*Written request:* Transcribe all of the data exactly. Omit the pictures.
── Exercise material
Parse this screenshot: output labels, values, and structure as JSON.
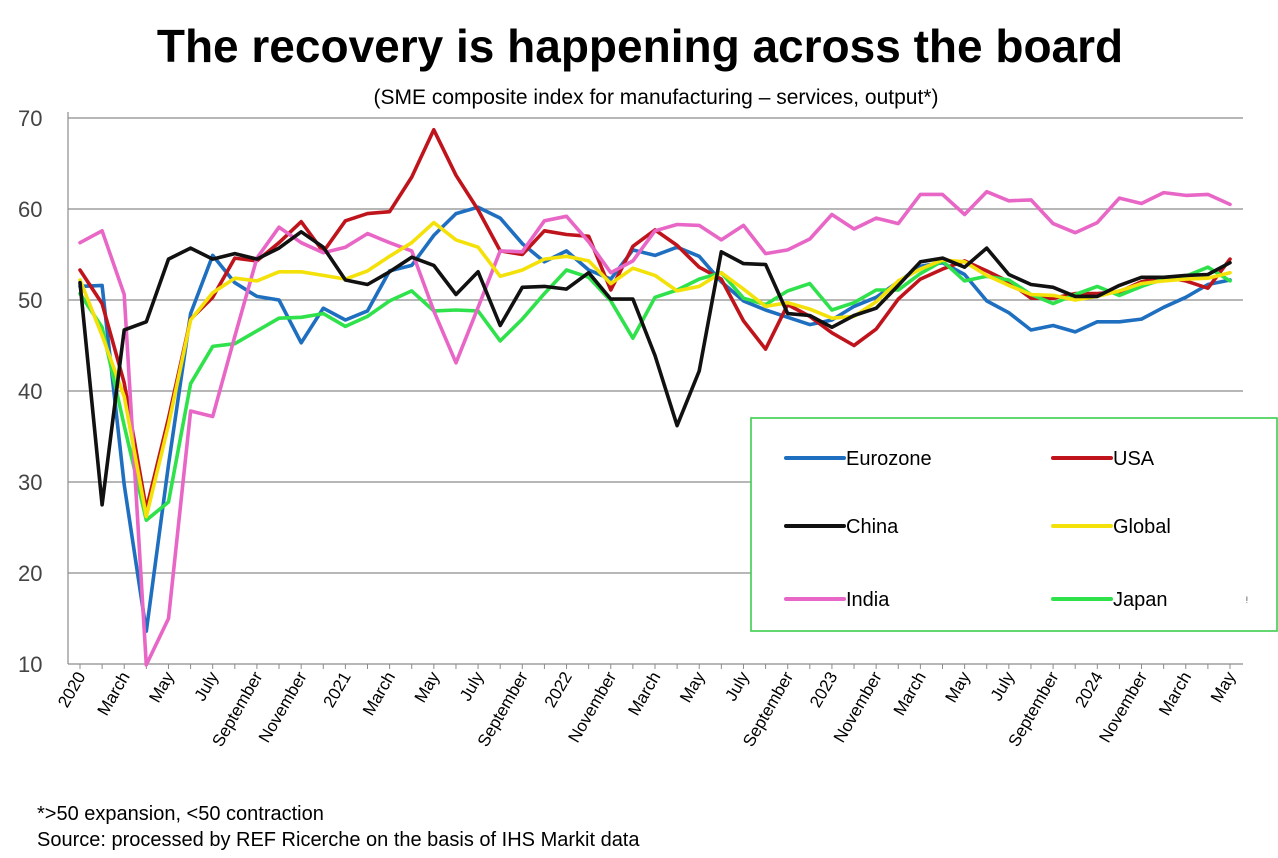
{
  "chart_data": {
    "type": "line",
    "title": "The recovery is happening across the board",
    "subtitle": "(SME composite index for manufacturing – services, output*)",
    "ylim": [
      10,
      70
    ],
    "yticks": [
      10,
      20,
      30,
      40,
      50,
      60,
      70
    ],
    "grid": true,
    "legend_position": "lower-right",
    "x": [
      "2020-01",
      "2020-02",
      "2020-03",
      "2020-04",
      "2020-05",
      "2020-06",
      "2020-07",
      "2020-08",
      "2020-09",
      "2020-10",
      "2020-11",
      "2020-12",
      "2021-01",
      "2021-02",
      "2021-03",
      "2021-04",
      "2021-05",
      "2021-06",
      "2021-07",
      "2021-08",
      "2021-09",
      "2021-10",
      "2021-11",
      "2021-12",
      "2022-01",
      "2022-02",
      "2022-03",
      "2022-04",
      "2022-05",
      "2022-06",
      "2022-07",
      "2022-08",
      "2022-09",
      "2022-10",
      "2022-11",
      "2022-12",
      "2023-01",
      "2023-02",
      "2023-03",
      "2023-04",
      "2023-05",
      "2023-06",
      "2023-07",
      "2023-08",
      "2023-09",
      "2023-10",
      "2023-11",
      "2023-12",
      "2024-01",
      "2024-02",
      "2024-03",
      "2024-04",
      "2024-05"
    ],
    "x_tick_labels": [
      {
        "label": "2020",
        "index": 0
      },
      {
        "label": "March",
        "index": 2
      },
      {
        "label": "May",
        "index": 4
      },
      {
        "label": "July",
        "index": 6
      },
      {
        "label": "September",
        "index": 8
      },
      {
        "label": "November",
        "index": 10
      },
      {
        "label": "2021",
        "index": 12
      },
      {
        "label": "March",
        "index": 14
      },
      {
        "label": "May",
        "index": 16
      },
      {
        "label": "July",
        "index": 18
      },
      {
        "label": "September",
        "index": 20
      },
      {
        "label": "2022",
        "index": 22
      },
      {
        "label": "November",
        "index": 24
      },
      {
        "label": "March",
        "index": 26
      },
      {
        "label": "May",
        "index": 28
      },
      {
        "label": "July",
        "index": 30
      },
      {
        "label": "September",
        "index": 32
      },
      {
        "label": "2023",
        "index": 34
      },
      {
        "label": "November",
        "index": 36
      },
      {
        "label": "March",
        "index": 38
      },
      {
        "label": "May",
        "index": 40
      },
      {
        "label": "July",
        "index": 42
      },
      {
        "label": "September",
        "index": 44
      },
      {
        "label": "2024",
        "index": 46
      },
      {
        "label": "November",
        "index": 48
      },
      {
        "label": "March",
        "index": 50
      },
      {
        "label": "May",
        "index": 52
      }
    ],
    "series": [
      {
        "name": "Eurozone",
        "color": "#1f6fc1",
        "values": [
          51.5,
          51.6,
          29.7,
          13.6,
          31.9,
          48.5,
          54.9,
          51.9,
          50.4,
          50.0,
          45.3,
          49.1,
          47.8,
          48.8,
          53.2,
          53.8,
          57.1,
          59.5,
          60.2,
          59.0,
          56.2,
          54.2,
          55.4,
          53.3,
          52.3,
          55.5,
          54.9,
          55.8,
          54.8,
          52.0,
          49.9,
          48.9,
          48.1,
          47.3,
          47.8,
          49.3,
          50.3,
          52.0,
          53.7,
          54.1,
          52.8,
          49.9,
          48.6,
          46.7,
          47.2,
          46.5,
          47.6,
          47.6,
          47.9,
          49.2,
          50.3,
          51.7,
          52.2
        ]
      },
      {
        "name": "USA",
        "color": "#c0141c",
        "values": [
          53.3,
          49.6,
          40.9,
          27.0,
          37.0,
          47.9,
          50.3,
          54.6,
          54.3,
          56.3,
          58.6,
          55.3,
          58.7,
          59.5,
          59.7,
          63.5,
          68.7,
          63.7,
          59.9,
          55.4,
          55.0,
          57.6,
          57.2,
          57.0,
          51.1,
          55.9,
          57.7,
          56.0,
          53.6,
          52.3,
          47.7,
          44.6,
          49.5,
          48.2,
          46.4,
          45.0,
          46.8,
          50.1,
          52.3,
          53.4,
          54.3,
          53.2,
          52.0,
          50.2,
          50.2,
          50.7,
          50.7,
          50.9,
          52.0,
          52.5,
          52.1,
          51.3,
          54.5
        ]
      },
      {
        "name": "China",
        "color": "#111111",
        "values": [
          51.9,
          27.5,
          46.7,
          47.6,
          54.5,
          55.7,
          54.5,
          55.1,
          54.5,
          55.7,
          57.5,
          55.8,
          52.2,
          51.7,
          53.1,
          54.7,
          53.8,
          50.6,
          53.1,
          47.2,
          51.4,
          51.5,
          51.2,
          53.0,
          50.1,
          50.1,
          43.9,
          36.2,
          42.2,
          55.3,
          54.0,
          53.9,
          48.5,
          48.3,
          47.0,
          48.3,
          49.1,
          51.6,
          54.2,
          54.6,
          53.6,
          55.7,
          52.8,
          51.7,
          51.4,
          50.4,
          50.4,
          51.6,
          52.5,
          52.5,
          52.7,
          52.8,
          54.1
        ]
      },
      {
        "name": "Global",
        "color": "#f4e10a",
        "values": [
          52.2,
          46.1,
          39.4,
          26.2,
          36.3,
          47.8,
          50.8,
          52.4,
          52.1,
          53.1,
          53.1,
          52.7,
          52.3,
          53.2,
          54.8,
          56.3,
          58.5,
          56.6,
          55.8,
          52.6,
          53.3,
          54.5,
          54.8,
          54.3,
          51.8,
          53.5,
          52.7,
          51.0,
          51.5,
          53.0,
          51.2,
          49.3,
          49.7,
          49.0,
          48.0,
          48.2,
          49.8,
          52.1,
          53.4,
          54.4,
          54.2,
          52.7,
          51.6,
          50.6,
          50.5,
          50.0,
          50.4,
          51.0,
          51.8,
          52.1,
          52.3,
          52.4,
          53.0
        ]
      },
      {
        "name": "India",
        "color": "#e867c6",
        "values": [
          56.3,
          57.6,
          50.6,
          9.9,
          15.0,
          37.8,
          37.2,
          46.0,
          54.6,
          58.0,
          56.3,
          55.2,
          55.8,
          57.3,
          56.3,
          55.4,
          48.8,
          43.1,
          49.2,
          55.4,
          55.3,
          58.7,
          59.2,
          56.4,
          53.0,
          54.3,
          57.6,
          58.3,
          58.2,
          56.6,
          58.2,
          55.1,
          55.5,
          56.7,
          59.4,
          57.8,
          59.0,
          58.4,
          61.6,
          61.6,
          59.4,
          61.9,
          60.9,
          61.0,
          58.4,
          57.4,
          58.5,
          61.2,
          60.6,
          61.8,
          61.5,
          61.6,
          60.5
        ]
      },
      {
        "name": "Japan",
        "color": "#2fe24c",
        "values": [
          50.7,
          47.0,
          36.2,
          25.8,
          27.8,
          40.8,
          44.9,
          45.2,
          46.6,
          48.0,
          48.1,
          48.5,
          47.1,
          48.2,
          49.9,
          51.0,
          48.8,
          48.9,
          48.8,
          45.5,
          47.9,
          50.7,
          53.3,
          52.5,
          49.9,
          45.8,
          50.3,
          51.1,
          52.3,
          53.0,
          50.2,
          49.5,
          51.0,
          51.8,
          48.9,
          49.7,
          51.1,
          51.1,
          52.9,
          54.3,
          52.1,
          52.6,
          52.2,
          50.6,
          49.6,
          50.6,
          51.5,
          50.5,
          51.5,
          52.3,
          52.6,
          53.6,
          52.1
        ]
      }
    ]
  },
  "footnotes": {
    "note": "*>50 expansion, <50 contraction",
    "source": "Source: processed by REF Ricerche on the basis of IHS Markit data"
  },
  "legend_order": [
    0,
    1,
    2,
    3,
    4,
    5
  ]
}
────
*Result of the exercise:*
Parse this screenshot: output labels, values, and structure as JSON.
{
  "chart_data": {
    "type": "line",
    "title": "The recovery is happening across the board",
    "subtitle": "(SME composite index for manufacturing – services, output*)",
    "ylim": [
      10,
      70
    ],
    "yticks": [
      10,
      20,
      30,
      40,
      50,
      60,
      70
    ],
    "grid": true,
    "legend_position": "lower-right",
    "x": [
      "2020-01",
      "2020-02",
      "2020-03",
      "2020-04",
      "2020-05",
      "2020-06",
      "2020-07",
      "2020-08",
      "2020-09",
      "2020-10",
      "2020-11",
      "2020-12",
      "2021-01",
      "2021-02",
      "2021-03",
      "2021-04",
      "2021-05",
      "2021-06",
      "2021-07",
      "2021-08",
      "2021-09",
      "2021-10",
      "2021-11",
      "2021-12",
      "2022-01",
      "2022-02",
      "2022-03",
      "2022-04",
      "2022-05",
      "2022-06",
      "2022-07",
      "2022-08",
      "2022-09",
      "2022-10",
      "2022-11",
      "2022-12",
      "2023-01",
      "2023-02",
      "2023-03",
      "2023-04",
      "2023-05",
      "2023-06",
      "2023-07",
      "2023-08",
      "2023-09",
      "2023-10",
      "2023-11",
      "2023-12",
      "2024-01",
      "2024-02",
      "2024-03",
      "2024-04",
      "2024-05"
    ],
    "x_tick_labels": [
      {
        "label": "2020",
        "index": 0
      },
      {
        "label": "March",
        "index": 2
      },
      {
        "label": "May",
        "index": 4
      },
      {
        "label": "July",
        "index": 6
      },
      {
        "label": "September",
        "index": 8
      },
      {
        "label": "November",
        "index": 10
      },
      {
        "label": "2021",
        "index": 12
      },
      {
        "label": "March",
        "index": 14
      },
      {
        "label": "May",
        "index": 16
      },
      {
        "label": "July",
        "index": 18
      },
      {
        "label": "September",
        "index": 20
      },
      {
        "label": "2022",
        "index": 22
      },
      {
        "label": "November",
        "index": 24
      },
      {
        "label": "March",
        "index": 26
      },
      {
        "label": "May",
        "index": 28
      },
      {
        "label": "July",
        "index": 30
      },
      {
        "label": "September",
        "index": 32
      },
      {
        "label": "2023",
        "index": 34
      },
      {
        "label": "November",
        "index": 36
      },
      {
        "label": "March",
        "index": 38
      },
      {
        "label": "May",
        "index": 40
      },
      {
        "label": "July",
        "index": 42
      },
      {
        "label": "September",
        "index": 44
      },
      {
        "label": "2024",
        "index": 46
      },
      {
        "label": "November",
        "index": 48
      },
      {
        "label": "March",
        "index": 50
      },
      {
        "label": "May",
        "index": 52
      }
    ],
    "series": [
      {
        "name": "Eurozone",
        "color": "#1f6fc1",
        "values": [
          51.5,
          51.6,
          29.7,
          13.6,
          31.9,
          48.5,
          54.9,
          51.9,
          50.4,
          50.0,
          45.3,
          49.1,
          47.8,
          48.8,
          53.2,
          53.8,
          57.1,
          59.5,
          60.2,
          59.0,
          56.2,
          54.2,
          55.4,
          53.3,
          52.3,
          55.5,
          54.9,
          55.8,
          54.8,
          52.0,
          49.9,
          48.9,
          48.1,
          47.3,
          47.8,
          49.3,
          50.3,
          52.0,
          53.7,
          54.1,
          52.8,
          49.9,
          48.6,
          46.7,
          47.2,
          46.5,
          47.6,
          47.6,
          47.9,
          49.2,
          50.3,
          51.7,
          52.2
        ]
      },
      {
        "name": "USA",
        "color": "#c0141c",
        "values": [
          53.3,
          49.6,
          40.9,
          27.0,
          37.0,
          47.9,
          50.3,
          54.6,
          54.3,
          56.3,
          58.6,
          55.3,
          58.7,
          59.5,
          59.7,
          63.5,
          68.7,
          63.7,
          59.9,
          55.4,
          55.0,
          57.6,
          57.2,
          57.0,
          51.1,
          55.9,
          57.7,
          56.0,
          53.6,
          52.3,
          47.7,
          44.6,
          49.5,
          48.2,
          46.4,
          45.0,
          46.8,
          50.1,
          52.3,
          53.4,
          54.3,
          53.2,
          52.0,
          50.2,
          50.2,
          50.7,
          50.7,
          50.9,
          52.0,
          52.5,
          52.1,
          51.3,
          54.5
        ]
      },
      {
        "name": "China",
        "color": "#111111",
        "values": [
          51.9,
          27.5,
          46.7,
          47.6,
          54.5,
          55.7,
          54.5,
          55.1,
          54.5,
          55.7,
          57.5,
          55.8,
          52.2,
          51.7,
          53.1,
          54.7,
          53.8,
          50.6,
          53.1,
          47.2,
          51.4,
          51.5,
          51.2,
          53.0,
          50.1,
          50.1,
          43.9,
          36.2,
          42.2,
          55.3,
          54.0,
          53.9,
          48.5,
          48.3,
          47.0,
          48.3,
          49.1,
          51.6,
          54.2,
          54.6,
          53.6,
          55.7,
          52.8,
          51.7,
          51.4,
          50.4,
          50.4,
          51.6,
          52.5,
          52.5,
          52.7,
          52.8,
          54.1
        ]
      },
      {
        "name": "Global",
        "color": "#f4e10a",
        "values": [
          52.2,
          46.1,
          39.4,
          26.2,
          36.3,
          47.8,
          50.8,
          52.4,
          52.1,
          53.1,
          53.1,
          52.7,
          52.3,
          53.2,
          54.8,
          56.3,
          58.5,
          56.6,
          55.8,
          52.6,
          53.3,
          54.5,
          54.8,
          54.3,
          51.8,
          53.5,
          52.7,
          51.0,
          51.5,
          53.0,
          51.2,
          49.3,
          49.7,
          49.0,
          48.0,
          48.2,
          49.8,
          52.1,
          53.4,
          54.4,
          54.2,
          52.7,
          51.6,
          50.6,
          50.5,
          50.0,
          50.4,
          51.0,
          51.8,
          52.1,
          52.3,
          52.4,
          53.0
        ]
      },
      {
        "name": "India",
        "color": "#e867c6",
        "values": [
          56.3,
          57.6,
          50.6,
          9.9,
          15.0,
          37.8,
          37.2,
          46.0,
          54.6,
          58.0,
          56.3,
          55.2,
          55.8,
          57.3,
          56.3,
          55.4,
          48.8,
          43.1,
          49.2,
          55.4,
          55.3,
          58.7,
          59.2,
          56.4,
          53.0,
          54.3,
          57.6,
          58.3,
          58.2,
          56.6,
          58.2,
          55.1,
          55.5,
          56.7,
          59.4,
          57.8,
          59.0,
          58.4,
          61.6,
          61.6,
          59.4,
          61.9,
          60.9,
          61.0,
          58.4,
          57.4,
          58.5,
          61.2,
          60.6,
          61.8,
          61.5,
          61.6,
          60.5
        ]
      },
      {
        "name": "Japan",
        "color": "#2fe24c",
        "values": [
          50.7,
          47.0,
          36.2,
          25.8,
          27.8,
          40.8,
          44.9,
          45.2,
          46.6,
          48.0,
          48.1,
          48.5,
          47.1,
          48.2,
          49.9,
          51.0,
          48.8,
          48.9,
          48.8,
          45.5,
          47.9,
          50.7,
          53.3,
          52.5,
          49.9,
          45.8,
          50.3,
          51.1,
          52.3,
          53.0,
          50.2,
          49.5,
          51.0,
          51.8,
          48.9,
          49.7,
          51.1,
          51.1,
          52.9,
          54.3,
          52.1,
          52.6,
          52.2,
          50.6,
          49.6,
          50.6,
          51.5,
          50.5,
          51.5,
          52.3,
          52.6,
          53.6,
          52.1
        ]
      }
    ]
  },
  "footnotes": {
    "note": "*>50 expansion, <50 contraction",
    "source": "Source: processed by REF Ricerche on the basis of IHS Markit data"
  },
  "legend_order": [
    0,
    1,
    2,
    3,
    4,
    5
  ]
}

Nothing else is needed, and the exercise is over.